> **Description of the task**: Retype all of the data exactly as given.

> **Record extracts**:

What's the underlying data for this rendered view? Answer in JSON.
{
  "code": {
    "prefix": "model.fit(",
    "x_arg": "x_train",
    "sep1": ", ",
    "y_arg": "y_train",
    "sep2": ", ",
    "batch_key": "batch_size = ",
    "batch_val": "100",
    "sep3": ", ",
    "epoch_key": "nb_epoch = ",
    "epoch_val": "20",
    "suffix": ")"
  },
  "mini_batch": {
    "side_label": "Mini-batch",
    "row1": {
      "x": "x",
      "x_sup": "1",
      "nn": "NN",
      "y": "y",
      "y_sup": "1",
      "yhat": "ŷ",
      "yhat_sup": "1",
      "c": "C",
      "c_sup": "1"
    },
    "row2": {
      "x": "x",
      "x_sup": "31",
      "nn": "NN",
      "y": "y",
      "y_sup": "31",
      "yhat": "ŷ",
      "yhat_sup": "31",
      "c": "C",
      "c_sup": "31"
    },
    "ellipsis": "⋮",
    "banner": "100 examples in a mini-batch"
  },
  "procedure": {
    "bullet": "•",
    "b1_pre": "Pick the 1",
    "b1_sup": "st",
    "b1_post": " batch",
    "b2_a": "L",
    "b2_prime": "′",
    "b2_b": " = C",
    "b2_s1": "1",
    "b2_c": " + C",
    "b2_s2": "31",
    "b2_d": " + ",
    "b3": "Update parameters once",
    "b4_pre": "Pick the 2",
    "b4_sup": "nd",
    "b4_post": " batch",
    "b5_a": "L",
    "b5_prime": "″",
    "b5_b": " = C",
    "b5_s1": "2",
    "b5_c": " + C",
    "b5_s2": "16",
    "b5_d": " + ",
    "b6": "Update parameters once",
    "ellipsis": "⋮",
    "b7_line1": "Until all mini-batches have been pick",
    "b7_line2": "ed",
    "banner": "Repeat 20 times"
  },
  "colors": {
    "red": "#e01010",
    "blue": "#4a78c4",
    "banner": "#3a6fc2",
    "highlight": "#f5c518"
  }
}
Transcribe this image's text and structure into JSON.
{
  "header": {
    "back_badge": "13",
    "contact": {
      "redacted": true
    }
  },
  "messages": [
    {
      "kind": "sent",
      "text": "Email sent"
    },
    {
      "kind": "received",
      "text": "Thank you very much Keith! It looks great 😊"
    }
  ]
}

> **Response below**:
What's the underlying data for this rendered view? Answer in JSON.
{
  "code": {
    "prefix": "model.fit(",
    "x_arg": "x_train",
    "sep1": ", ",
    "y_arg": "y_train",
    "sep2": ", ",
    "batch_key": "batch_size = ",
    "batch_val": "100",
    "sep3": ", ",
    "epoch_key": "nb_epoch = ",
    "epoch_val": "20",
    "suffix": ")"
  },
  "mini_batch": {
    "side_label": "Mini-batch",
    "row1": {
      "x": "x",
      "x_sup": "1",
      "nn": "NN",
      "y": "y",
      "y_sup": "1",
      "yhat": "ŷ",
      "yhat_sup": "1",
      "c": "C",
      "c_sup": "1"
    },
    "row2": {
      "x": "x",
      "x_sup": "31",
      "nn": "NN",
      "y": "y",
      "y_sup": "31",
      "yhat": "ŷ",
      "yhat_sup": "31",
      "c": "C",
      "c_sup": "31"
    },
    "ellipsis": "⋮",
    "banner": "100 examples in a mini-batch"
  },
  "procedure": {
    "bullet": "•",
    "b1_pre": "Pick the 1",
    "b1_sup": "st",
    "b1_post": " batch",
    "b2_a": "L",
    "b2_prime": "′",
    "b2_b": " = C",
    "b2_s1": "1",
    "b2_c": " + C",
    "b2_s2": "31",
    "b2_d": " + ",
    "b3": "Update parameters once",
    "b4_pre": "Pick the 2",
    "b4_sup": "nd",
    "b4_post": " batch",
    "b5_a": "L",
    "b5_prime": "″",
    "b5_b": " = C",
    "b5_s1": "2",
    "b5_c": " + C",
    "b5_s2": "16",
    "b5_d": " + ",
    "b6": "Update parameters once",
    "ellipsis": "⋮",
    "b7_line1": "Until all mini-batches have been pick",
    "b7_line2": "ed",
    "banner": "Repeat 20 times"
  },
  "colors": {
    "red": "#e01010",
    "blue": "#4a78c4",
    "banner": "#3a6fc2",
    "highlight": "#f5c518"
  }
}
Transcribe this image's text and structure into JSON.
{
  "header": {
    "back_badge": "13",
    "contact": {
      "redacted": true
    }
  },
  "messages": [
    {
      "kind": "sent",
      "text": "Email sent"
    },
    {
      "kind": "received",
      "text": "Thank you very much Keith! It looks great 😊"
    }
  ]
}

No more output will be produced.